3 Things to Understand About Selling Your Business
As a business owner, you worked diligently to build a company ripe for acquisition. However, most owners learn quickly that selling a software company is a demanding process.
How demanding? Consider this:
- Your buyers may turn your company inside out with an extensive due diligence process.
- Expect to work harder than ever before, keeping your business running during the all-consuming negotiations.
- And your employees? Just try keeping them focused while their suspicious minds wonder about what’s happening.
We continually meet business owners who are surprised by these considerations, or other parts of the sales process.
That’s why it’s important to understand what you are getting into.
In fact, it’s the most critical step an owner can take when thinking about selling their company – make sure you understand the sales process.
If you believe the time is right to sell, continue reading this post.
We’ve divided the sales process into three parts – the due diligence phase, the negotiating phase, and the final deal – and provided some lessons learned for each phase.
1. The Due Diligence Phase
Once the potential buyer has decided to move forward, they almost always begin a phase of due diligence.
Don’t be alarmed by the depth of their investigation. Your buyers could request everything imaginable, including:
- Financial information
- Customer references
- Insurance documents
That’s common. People want certainty before moving ahead. Do your best to help them get answers to their questions.
However, pay attention to the timing. They should do it right, but their due diligence shouldn’t drag on for so long that it takes momentum away from the sales process.
If it does, reel them back in and press them about moving forward.
It’s your business to sell through a competitive market process. They shouldn’t hijack that process.
2. The Negotiation Phase
When you reach the negotiation phase you should begin to appreciate that selling your company is hard work!
At this stage, clear the decks for some serious work ahead.
It’s good to know in advance that you may need to crunch some numbers, as well as keep focused on productivity.
Determine your Baseline Value
The negotiations may stumble over differing perspectives on what the company is worth.
Don’t let the prospective buyers taint your point of view.

*Data*
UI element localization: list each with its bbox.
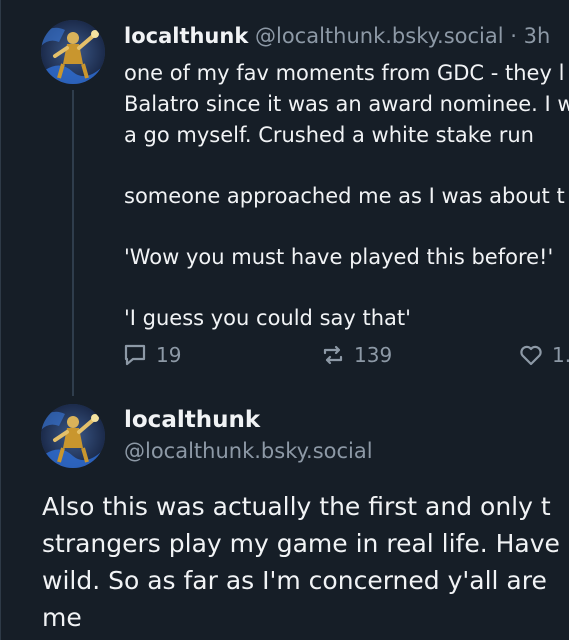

*Do this*
Into which three parts does the post about selling a business divide the sales process? The lines have no connection to the post about selling a business.

*Result below*
The due diligence phase, the negotiating phase, and the final deal.